**YOUR OBJECTIVE**
Would you transcribe the data word for word?

(Document structure recognition data)
══════
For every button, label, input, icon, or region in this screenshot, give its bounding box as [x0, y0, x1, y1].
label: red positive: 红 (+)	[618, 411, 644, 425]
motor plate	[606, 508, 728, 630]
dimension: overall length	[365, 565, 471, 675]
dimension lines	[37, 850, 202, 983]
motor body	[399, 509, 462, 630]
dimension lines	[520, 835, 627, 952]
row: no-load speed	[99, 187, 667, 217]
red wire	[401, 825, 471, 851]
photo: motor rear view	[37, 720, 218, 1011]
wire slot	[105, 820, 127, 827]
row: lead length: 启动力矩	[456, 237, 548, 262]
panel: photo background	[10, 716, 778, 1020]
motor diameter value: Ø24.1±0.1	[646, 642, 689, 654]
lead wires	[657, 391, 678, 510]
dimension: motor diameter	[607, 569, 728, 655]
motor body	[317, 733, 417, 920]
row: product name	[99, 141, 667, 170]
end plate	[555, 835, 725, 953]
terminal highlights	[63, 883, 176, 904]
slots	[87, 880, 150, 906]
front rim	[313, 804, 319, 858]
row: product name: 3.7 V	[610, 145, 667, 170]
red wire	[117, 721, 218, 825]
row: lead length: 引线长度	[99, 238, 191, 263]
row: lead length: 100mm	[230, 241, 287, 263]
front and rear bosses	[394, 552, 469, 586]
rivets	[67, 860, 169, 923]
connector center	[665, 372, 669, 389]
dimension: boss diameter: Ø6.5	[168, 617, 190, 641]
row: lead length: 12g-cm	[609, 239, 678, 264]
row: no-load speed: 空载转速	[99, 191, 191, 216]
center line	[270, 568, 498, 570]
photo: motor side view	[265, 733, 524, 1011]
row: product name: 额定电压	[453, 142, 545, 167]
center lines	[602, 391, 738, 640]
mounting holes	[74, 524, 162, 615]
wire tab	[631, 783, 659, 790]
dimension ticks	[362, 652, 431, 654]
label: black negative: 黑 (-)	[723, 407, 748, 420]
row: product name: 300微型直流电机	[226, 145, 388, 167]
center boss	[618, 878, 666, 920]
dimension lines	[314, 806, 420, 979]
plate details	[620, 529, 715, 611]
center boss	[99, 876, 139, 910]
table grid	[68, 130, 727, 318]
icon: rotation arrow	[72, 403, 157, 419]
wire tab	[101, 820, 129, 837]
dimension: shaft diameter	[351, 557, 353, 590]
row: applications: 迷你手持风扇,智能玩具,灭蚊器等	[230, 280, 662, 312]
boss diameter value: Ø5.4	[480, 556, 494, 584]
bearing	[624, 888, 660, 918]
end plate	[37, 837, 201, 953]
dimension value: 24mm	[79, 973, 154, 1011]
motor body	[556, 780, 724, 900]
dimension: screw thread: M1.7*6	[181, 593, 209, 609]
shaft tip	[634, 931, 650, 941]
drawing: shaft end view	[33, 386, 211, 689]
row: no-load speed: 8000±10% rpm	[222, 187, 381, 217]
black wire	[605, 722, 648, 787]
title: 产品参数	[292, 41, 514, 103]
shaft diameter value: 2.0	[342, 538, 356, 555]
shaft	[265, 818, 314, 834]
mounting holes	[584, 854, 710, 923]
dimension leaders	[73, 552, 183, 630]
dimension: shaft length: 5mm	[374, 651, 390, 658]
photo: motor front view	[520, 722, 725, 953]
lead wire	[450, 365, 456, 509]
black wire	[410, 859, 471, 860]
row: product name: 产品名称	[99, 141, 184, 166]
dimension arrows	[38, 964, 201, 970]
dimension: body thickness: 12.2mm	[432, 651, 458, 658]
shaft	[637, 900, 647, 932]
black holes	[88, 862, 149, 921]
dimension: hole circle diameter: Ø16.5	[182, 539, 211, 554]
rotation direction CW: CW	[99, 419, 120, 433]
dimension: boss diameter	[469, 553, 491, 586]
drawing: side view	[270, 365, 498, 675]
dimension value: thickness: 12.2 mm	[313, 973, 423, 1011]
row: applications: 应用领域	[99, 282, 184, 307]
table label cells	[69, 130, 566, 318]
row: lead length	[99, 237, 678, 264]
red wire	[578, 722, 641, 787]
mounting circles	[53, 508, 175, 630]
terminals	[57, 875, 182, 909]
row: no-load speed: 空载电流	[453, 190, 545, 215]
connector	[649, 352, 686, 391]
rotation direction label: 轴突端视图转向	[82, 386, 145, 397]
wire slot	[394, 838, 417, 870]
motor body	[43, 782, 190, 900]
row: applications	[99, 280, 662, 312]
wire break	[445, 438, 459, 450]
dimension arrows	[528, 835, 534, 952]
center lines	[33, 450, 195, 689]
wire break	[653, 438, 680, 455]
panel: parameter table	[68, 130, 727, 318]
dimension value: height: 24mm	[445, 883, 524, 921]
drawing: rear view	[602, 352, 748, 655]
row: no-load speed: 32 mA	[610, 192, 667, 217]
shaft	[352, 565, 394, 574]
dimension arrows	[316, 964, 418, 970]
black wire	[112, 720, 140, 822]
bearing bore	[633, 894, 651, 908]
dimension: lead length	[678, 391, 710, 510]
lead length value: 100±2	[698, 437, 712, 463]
══════
**RESULT OF THIS TASK**
For every button, label, input, icon, or region in this screenshot, give its bounding box as [x0, y0, x1, y1].
label: red positive: 红 (+)	[618, 411, 644, 425]
motor plate	[606, 508, 728, 630]
dimension: overall length	[365, 565, 471, 675]
dimension lines	[37, 850, 202, 983]
motor body	[399, 509, 462, 630]
dimension lines	[520, 835, 627, 952]
row: no-load speed	[99, 187, 667, 217]
red wire	[401, 825, 471, 851]
photo: motor rear view	[37, 720, 218, 1011]
wire slot	[105, 820, 127, 827]
row: lead length: 启动力矩	[456, 237, 548, 262]
panel: photo background	[10, 716, 778, 1020]
motor diameter value: Ø24.1±0.1	[646, 642, 689, 654]
lead wires	[657, 391, 678, 510]
dimension: motor diameter	[607, 569, 728, 655]
motor body	[317, 733, 417, 920]
row: product name	[99, 141, 667, 170]
end plate	[555, 835, 725, 953]
terminal highlights	[63, 883, 176, 904]
slots	[87, 880, 150, 906]
front rim	[313, 804, 319, 858]
row: product name: 3.7 V	[610, 145, 667, 170]
red wire	[117, 721, 218, 825]
row: lead length: 引线长度	[99, 238, 191, 263]
row: lead length: 100mm	[230, 241, 287, 263]
front and rear bosses	[394, 552, 469, 586]
rivets	[67, 860, 169, 923]
connector center	[665, 372, 669, 389]
dimension: boss diameter: Ø6.5	[168, 617, 190, 641]
row: lead length: 12g-cm	[609, 239, 678, 264]
row: no-load speed: 空载转速	[99, 191, 191, 216]
center line	[270, 568, 498, 570]
photo: motor side view	[265, 733, 524, 1011]
row: product name: 额定电压	[453, 142, 545, 167]
center lines	[602, 391, 738, 640]
mounting holes	[74, 524, 162, 615]
wire tab	[631, 783, 659, 790]
dimension ticks	[362, 652, 431, 654]
label: black negative: 黑 (-)	[723, 407, 748, 420]
row: product name: 300微型直流电机	[226, 145, 388, 167]
center boss	[618, 878, 666, 920]
dimension lines	[314, 806, 420, 979]
plate details	[620, 529, 715, 611]
center boss	[99, 876, 139, 910]
table grid	[68, 130, 727, 318]
icon: rotation arrow	[72, 403, 157, 419]
wire tab	[101, 820, 129, 837]
dimension: shaft diameter	[351, 557, 353, 590]
row: applications: 迷你手持风扇,智能玩具,灭蚊器等	[230, 280, 662, 312]
boss diameter value: Ø5.4	[480, 556, 494, 584]
bearing	[624, 888, 660, 918]
end plate	[37, 837, 201, 953]
dimension value: 24mm	[79, 973, 154, 1011]
motor body	[556, 780, 724, 900]
dimension: screw thread: M1.7*6	[181, 593, 209, 609]
shaft tip	[634, 931, 650, 941]
drawing: shaft end view	[33, 386, 211, 689]
row: no-load speed: 8000±10% rpm	[222, 187, 381, 217]
black wire	[605, 722, 648, 787]
title: 产品参数	[292, 41, 514, 103]
shaft diameter value: 2.0	[342, 538, 356, 555]
shaft	[265, 818, 314, 834]
mounting holes	[584, 854, 710, 923]
dimension leaders	[73, 552, 183, 630]
dimension: shaft length: 5mm	[374, 651, 390, 658]
photo: motor front view	[520, 722, 725, 953]
lead wire	[450, 365, 456, 509]
black wire	[410, 859, 471, 860]
row: product name: 产品名称	[99, 141, 184, 166]
dimension arrows	[38, 964, 201, 970]
dimension: body thickness: 12.2mm	[432, 651, 458, 658]
shaft	[637, 900, 647, 932]
black holes	[88, 862, 149, 921]
dimension: hole circle diameter: Ø16.5	[182, 539, 211, 554]
rotation direction CW: CW	[99, 419, 120, 433]
dimension: boss diameter	[469, 553, 491, 586]
drawing: side view	[270, 365, 498, 675]
dimension value: thickness: 12.2 mm	[313, 973, 423, 1011]
row: applications: 应用领域	[99, 282, 184, 307]
table label cells	[69, 130, 566, 318]
row: lead length	[99, 237, 678, 264]
red wire	[578, 722, 641, 787]
mounting circles	[53, 508, 175, 630]
terminals	[57, 875, 182, 909]
row: no-load speed: 空载电流	[453, 190, 545, 215]
connector	[649, 352, 686, 391]
rotation direction label: 轴突端视图转向	[82, 386, 145, 397]
wire slot	[394, 838, 417, 870]
motor body	[43, 782, 190, 900]
row: applications	[99, 280, 662, 312]
wire break	[445, 438, 459, 450]
dimension arrows	[528, 835, 534, 952]
center lines	[33, 450, 195, 689]
wire break	[653, 438, 680, 455]
panel: parameter table	[68, 130, 727, 318]
dimension value: height: 24mm	[445, 883, 524, 921]
drawing: rear view	[602, 352, 748, 655]
row: no-load speed: 32 mA	[610, 192, 667, 217]
shaft	[352, 565, 394, 574]
dimension arrows	[316, 964, 418, 970]
black wire	[112, 720, 140, 822]
bearing bore	[633, 894, 651, 908]
dimension: lead length	[678, 391, 710, 510]
lead length value: 100±2	[698, 437, 712, 463]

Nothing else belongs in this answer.